+++ RECORDS SUPPLIED +++

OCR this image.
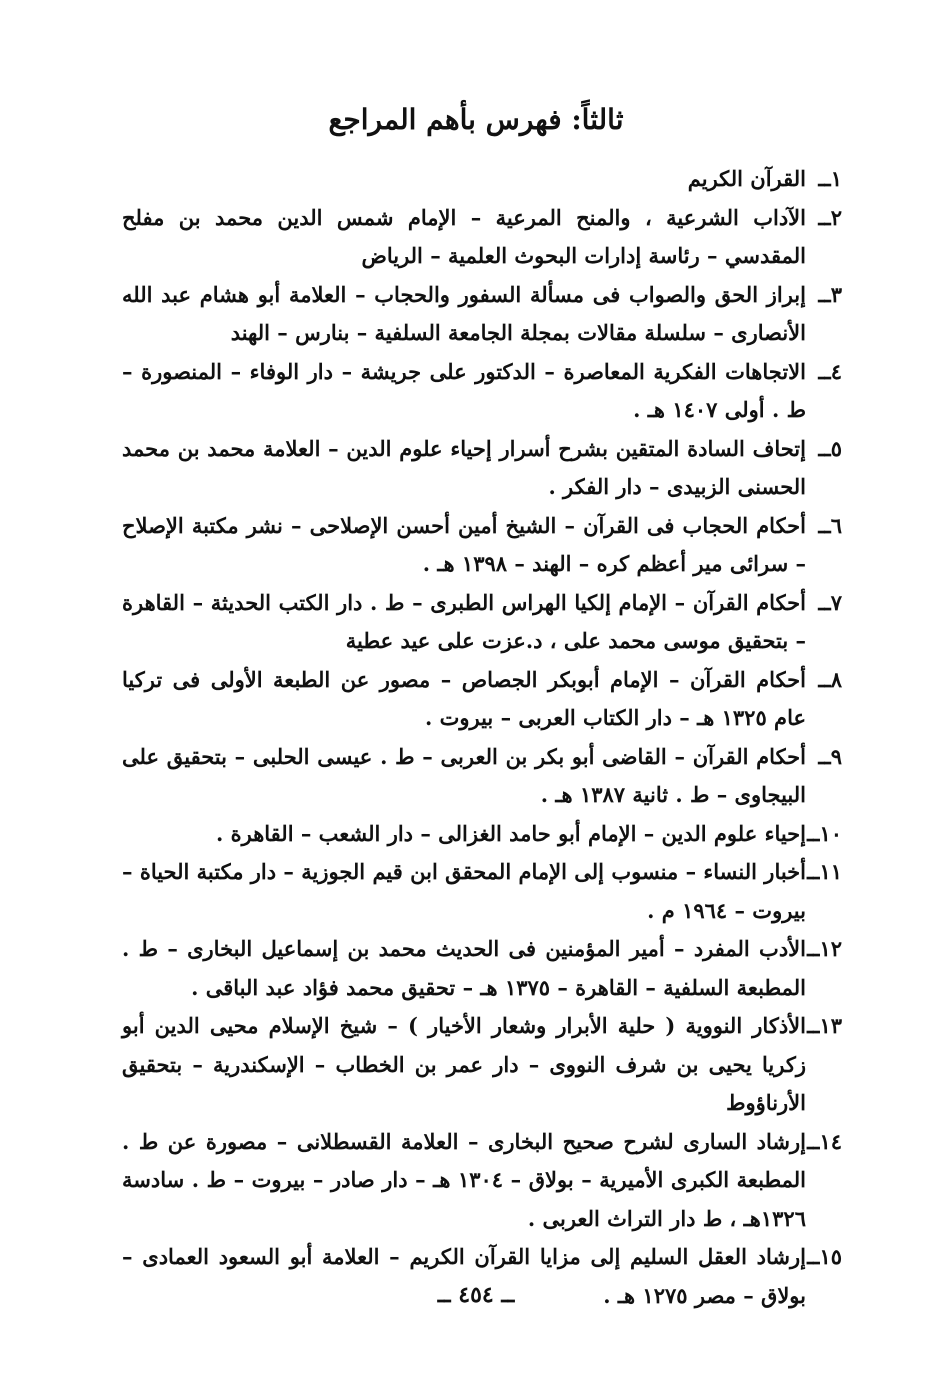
ثالثاً: فهرس بأهم المراجع
١ــ
القرآن الكريم
٢ــ
الآداب الشرعية ، والمنح المرعية – الإمام شمس الدين محمد بن مفلح المقدسي – رئاسة إدارات البحوث العلمية – الرياض
٣ــ
إبراز الحق والصواب فى مسألة السفور والحجاب – العلامة أبو هشام عبد الله الأنصارى – سلسلة مقالات بمجلة الجامعة السلفية – بنارس – الهند
٤ــ
الاتجاهات الفكرية المعاصرة – الدكتور على جريشة – دار الوفاء – المنصورة – ط . أولى ١٤٠٧ هـ .
٥ــ
إتحاف السادة المتقين بشرح أسرار إحياء علوم الدين – العلامة محمد بن محمد الحسنى الزبيدى – دار الفكر .
٦ــ
أحكام الحجاب فى القرآن – الشيخ أمين أحسن الإصلاحى – نشر مكتبة الإصلاح – سرائى مير أعظم كره – الهند – ١٣٩٨ هـ .
٧ــ
أحكام القرآن – الإمام إلكيا الهراس الطبرى – ط . دار الكتب الحديثة – القاهرة – بتحقيق موسى محمد على ، د.عزت على عيد عطية
٨ــ
أحكام القرآن – الإمام أبوبكر الجصاص – مصور عن الطبعة الأولى فى تركيا عام ١٣٢٥ هـ – دار الكتاب العربى – بيروت .
٩ــ
أحكام القرآن – القاضى أبو بكر بن العربى – ط . عيسى الحلبى – بتحقيق على البيجاوى – ط . ثانية ١٣٨٧ هـ .
١٠ــ
إحياء علوم الدين – الإمام أبو حامد الغزالى – دار الشعب – القاهرة .
١١ــ
أخبار النساء – منسوب إلى الإمام المحقق ابن قيم الجوزية – دار مكتبة الحياة – بيروت – ١٩٦٤ م .
١٢ــ
الأدب المفرد – أمير المؤمنين فى الحديث محمد بن إسماعيل البخارى – ط . المطبعة السلفية – القاهرة – ١٣٧٥ هـ – تحقيق محمد فؤاد عبد الباقى .
١٣ــ
الأذكار النووية ( حلية الأبرار وشعار الأخيار ) – شيخ الإسلام محيى الدين أبو زكريا يحيى بن شرف النووى – دار عمر بن الخطاب – الإسكندرية – بتحقيق الأرناؤوط
١٤ــ
إرشاد السارى لشرح صحيح البخارى – العلامة القسطلانى – مصورة عن ط . المطبعة الكبرى الأميرية – بولاق – ١٣٠٤ هـ – دار صادر – بيروت – ط . سادسة ١٣٢٦هـ ، ط دار التراث العربى .
١٥ــ
إرشاد العقل السليم إلى مزايا القرآن الكريم – العلامة أبو السعود العمادى – بولاق – مصر ١٢٧٥ هـ .
ــ ٤٥٤ ــ
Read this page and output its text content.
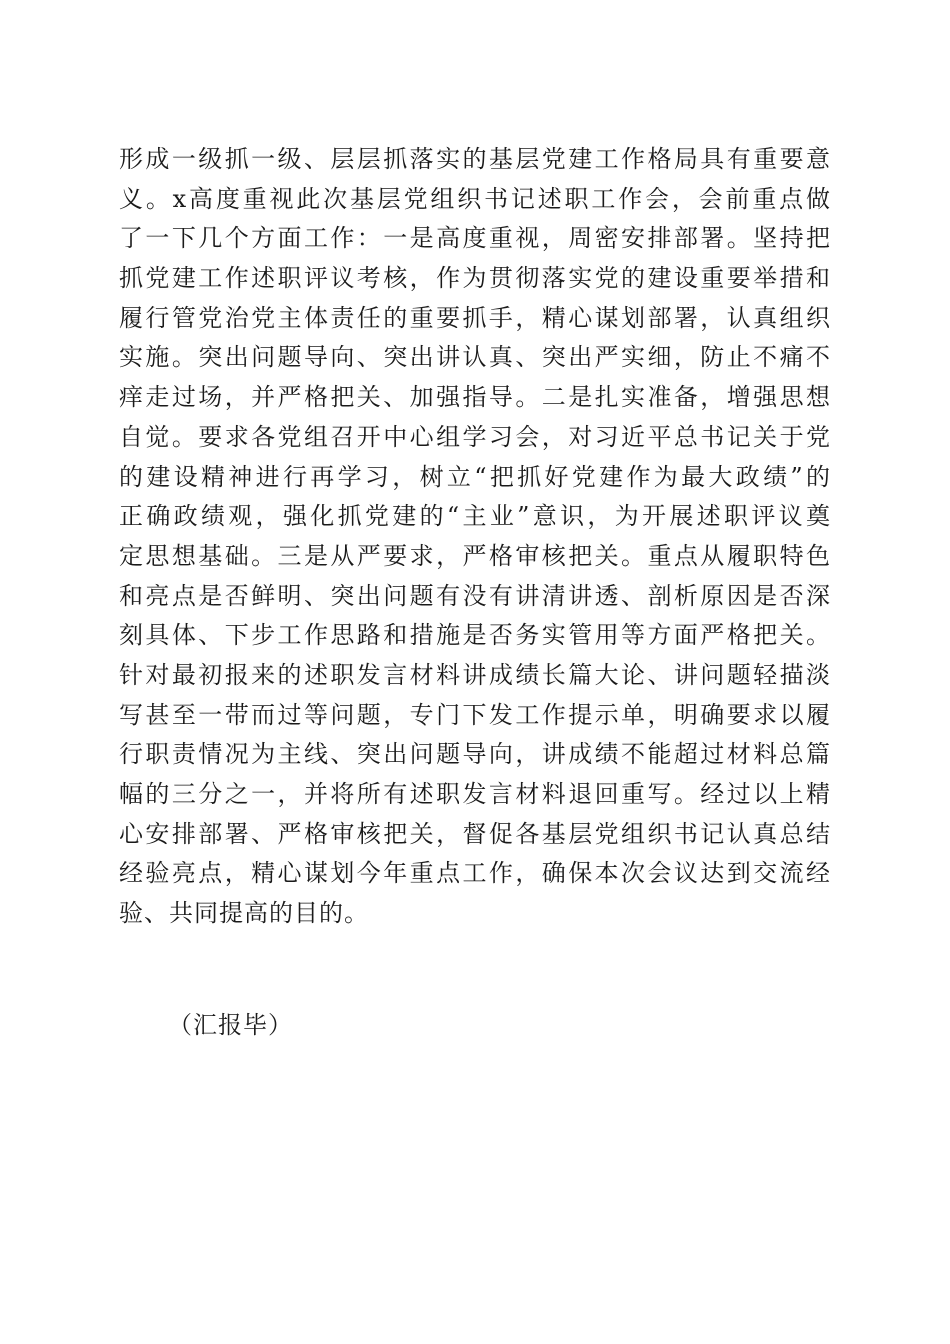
形成一级抓一级、层层抓落实的基层党建工作格局具有重要意
义。x高度重视此次基层党组织书记述职工作会，会前重点做
了一下几个方面工作：一是高度重视，周密安排部署。坚持把
抓党建工作述职评议考核，作为贯彻落实党的建设重要举措和
履行管党治党主体责任的重要抓手，精心谋划部署，认真组织
实施。突出问题导向、突出讲认真、突出严实细，防止不痛不
痒走过场，并严格把关、加强指导。二是扎实准备，增强思想
自觉。要求各党组召开中心组学习会，对习近平总书记关于党
的建设精神进行再学习，树立“把抓好党建作为最大政绩”的
正确政绩观，强化抓党建的“主业”意识，为开展述职评议奠
定思想基础。三是从严要求，严格审核把关。重点从履职特色
和亮点是否鲜明、突出问题有没有讲清讲透、剖析原因是否深
刻具体、下步工作思路和措施是否务实管用等方面严格把关。
针对最初报来的述职发言材料讲成绩长篇大论、讲问题轻描淡
写甚至一带而过等问题，专门下发工作提示单，明确要求以履
行职责情况为主线、突出问题导向，讲成绩不能超过材料总篇
幅的三分之一，并将所有述职发言材料退回重写。经过以上精
心安排部署、严格审核把关，督促各基层党组织书记认真总结
经验亮点，精心谋划今年重点工作，确保本次会议达到交流经
验、共同提高的目的。
（汇报毕）
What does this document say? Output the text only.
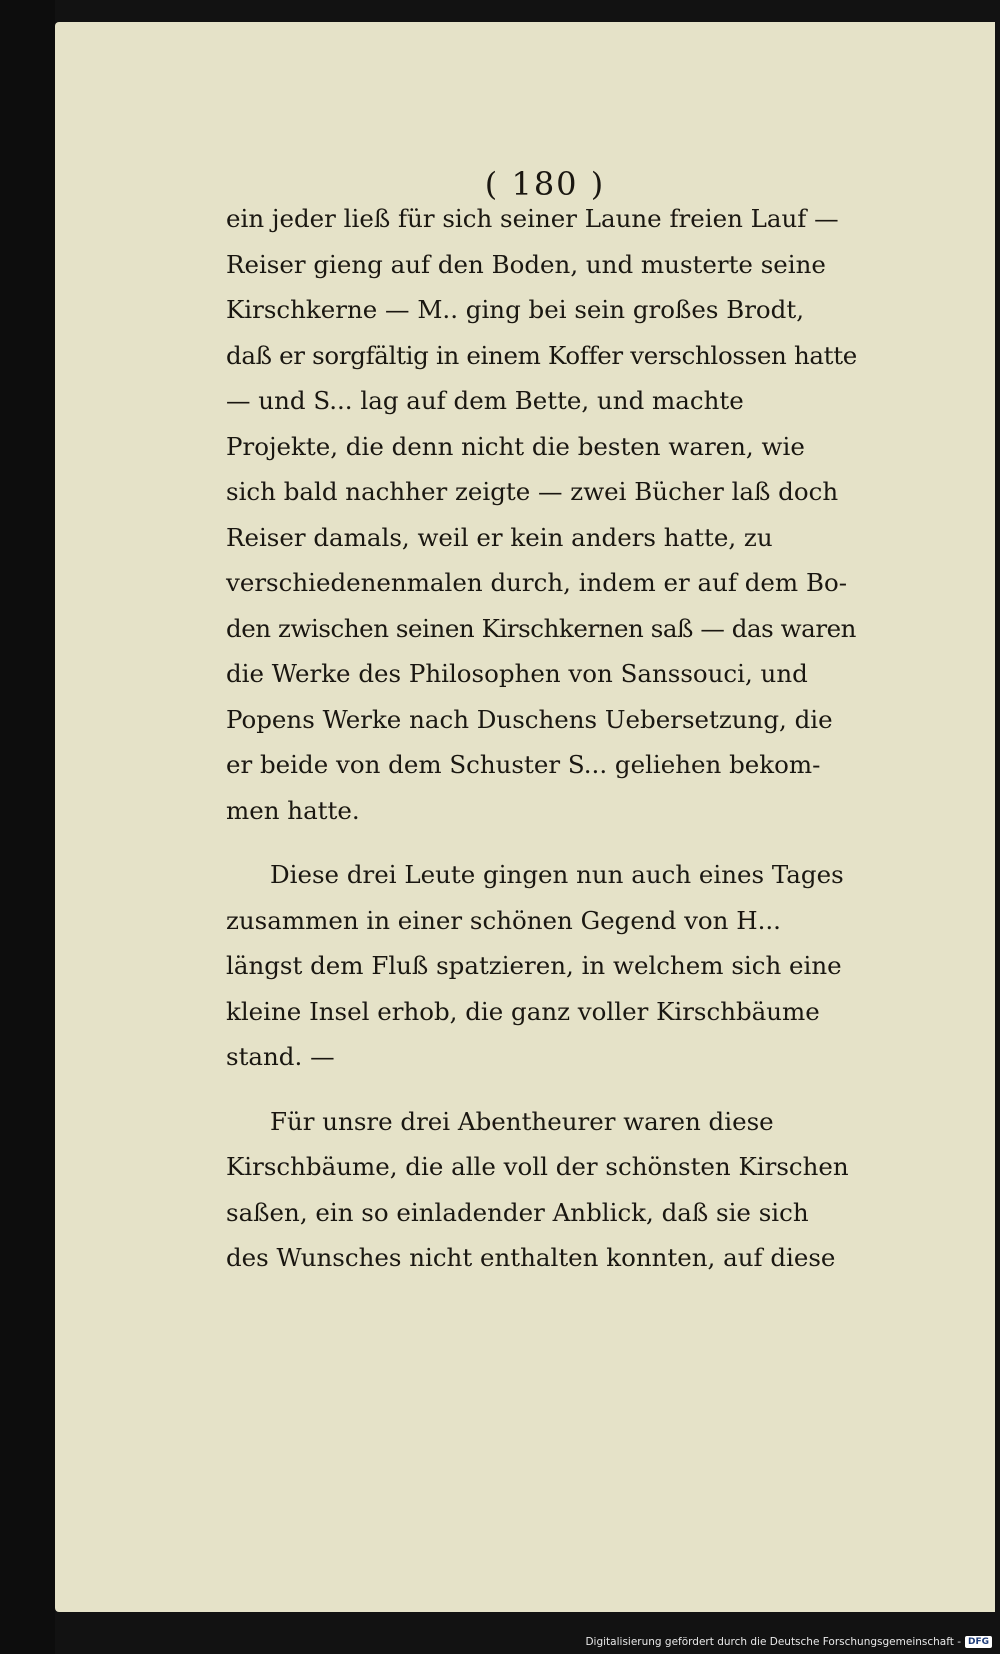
( 180 )
ein jeder ließ für sich seiner Laune freien Lauf —
Reiser gieng auf den Boden, und musterte seine
Kirschkerne — M.. ging bei sein großes Brodt,
daß er sorgfältig in einem Koffer verschlossen hatte
— und S... lag auf dem Bette, und machte
Projekte, die denn nicht die besten waren, wie
sich bald nachher zeigte — zwei Bücher laß doch
Reiser damals, weil er kein anders hatte, zu
verschiedenenmalen durch, indem er auf dem Bo-
den zwischen seinen Kirschkernen saß — das waren
die Werke des Philosophen von Sanssouci, und
Popens Werke nach Duschens Uebersetzung, die
er beide von dem Schuster S... geliehen bekom-
men hatte.
Diese drei Leute gingen nun auch eines Tages
zusammen in einer schönen Gegend von H...
längst dem Fluß spatzieren, in welchem sich eine
kleine Insel erhob, die ganz voller Kirschbäume
stand. —
Für unsre drei Abentheurer waren diese
Kirschbäume, die alle voll der schönsten Kirschen
saßen, ein so einladender Anblick, daß sie sich
des Wunsches nicht enthalten konnten, auf diese
Digitalisierung gefördert durch die Deutsche Forschungsgemeinschaft - DFG
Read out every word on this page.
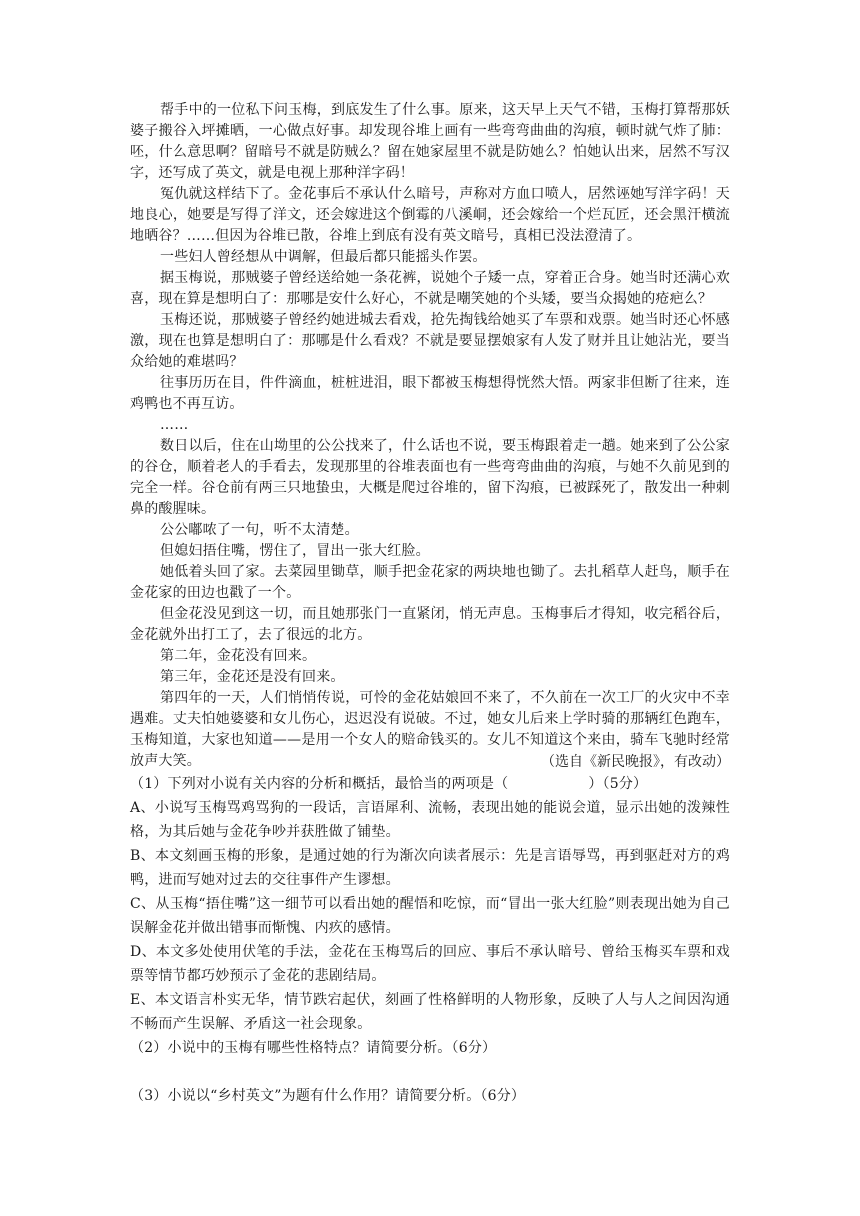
帮手中的一位私下问玉梅，到底发生了什么事。原来，这天早上天气不错，玉梅打算帮那妖婆子搬谷入坪摊晒，一心做点好事。却发现谷堆上画有一些弯弯曲曲的沟痕，顿时就气炸了肺：呸，什么意思啊？留暗号不就是防贼么？留在她家屋里不就是防她么？怕她认出来，居然不写汉字，还写成了英文，就是电视上那种洋字码！

冤仇就这样结下了。金花事后不承认什么暗号，声称对方血口喷人，居然诬她写洋字码！天地良心，她要是写得了洋文，还会嫁进这个倒霉的八溪峒，还会嫁给一个烂瓦匠，还会黑汗横流地晒谷？……但因为谷堆已散，谷堆上到底有没有英文暗号，真相已没法澄清了。

一些妇人曾经想从中调解，但最后都只能摇头作罢。

据玉梅说，那贼婆子曾经送给她一条花裤，说她个子矮一点，穿着正合身。她当时还满心欢喜，现在算是想明白了：那哪是安什么好心，不就是嘲笑她的个头矮，要当众揭她的疮疤么？

玉梅还说，那贼婆子曾经约她进城去看戏，抢先掏钱给她买了车票和戏票。她当时还心怀感激，现在也算是想明白了：那哪是什么看戏？不就是要显摆娘家有人发了财并且让她沾光，要当众给她的难堪吗？

往事历历在目，件件滴血，桩桩进泪，眼下都被玉梅想得恍然大悟。两家非但断了往来，连鸡鸭也不再互访。

……

数日以后，住在山坳里的公公找来了，什么话也不说，要玉梅跟着走一趟。她来到了公公家的谷仓，顺着老人的手看去，发现那里的谷堆表面也有一些弯弯曲曲的沟痕，与她不久前见到的完全一样。谷仓前有两三只地蛰虫，大概是爬过谷堆的，留下沟痕，已被踩死了，散发出一种刺鼻的酸腥味。

公公嘟哝了一句，听不太清楚。

但媳妇捂住嘴，愣住了，冒出一张大红脸。

她低着头回了家。去菜园里锄草，顺手把金花家的两块地也锄了。去扎稻草人赶鸟，顺手在金花家的田边也戳了一个。

但金花没见到这一切，而且她那张门一直紧闭，悄无声息。玉梅事后才得知，收完稻谷后，金花就外出打工了，去了很远的北方。

第二年，金花没有回来。

第三年，金花还是没有回来。

第四年的一天，人们悄悄传说，可怜的金花姑娘回不来了，不久前在一次工厂的火灾中不幸遇难。丈夫怕她婆婆和女儿伤心，迟迟没有说破。不过，她女儿后来上学时骑的那辆红色跑车，玉梅知道，大家也知道——是用一个女人的赔命钱买的。女儿不知道这个来由，骑车飞驰时经常放声大笑。	（选自《新民晚报》，有改动）

（1）下列对小说有关内容的分析和概括，最恰当的两项是（	）（5分）

A、小说写玉梅骂鸡骂狗的一段话，言语犀利、流畅，表现出她的能说会道，显示出她的泼辣性格，为其后她与金花争吵并获胜做了铺垫。

B、本文刻画玉梅的形象，是通过她的行为渐次向读者展示：先是言语辱骂，再到驱赶对方的鸡鸭，进而写她对过去的交往事件产生谬想。

C、从玉梅“捂住嘴”这一细节可以看出她的醒悟和吃惊，而“冒出一张大红脸”则表现出她为自己误解金花并做出错事而惭愧、内疚的感情。

D、本文多处使用伏笔的手法，金花在玉梅骂后的回应、事后不承认暗号、曾给玉梅买车票和戏票等情节都巧妙预示了金花的悲剧结局。

E、本文语言朴实无华，情节跌宕起伏，刻画了性格鲜明的人物形象，反映了人与人之间因沟通不畅而产生误解、矛盾这一社会现象。

（2）小说中的玉梅有哪些性格特点？请简要分析。（6分）

（3）小说以“乡村英文”为题有什么作用？请简要分析。（6分）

+++

→ **TASK STATEMENT**:
Extract each line from the listing that holds the word "严格审核把关".

→ **ANSWER FOR THE TASK**:
定思想基础。三是从严要求，严格审核把关。重点从履职特色
心安排部署、严格审核把关，督促各基层党组织书记认真总结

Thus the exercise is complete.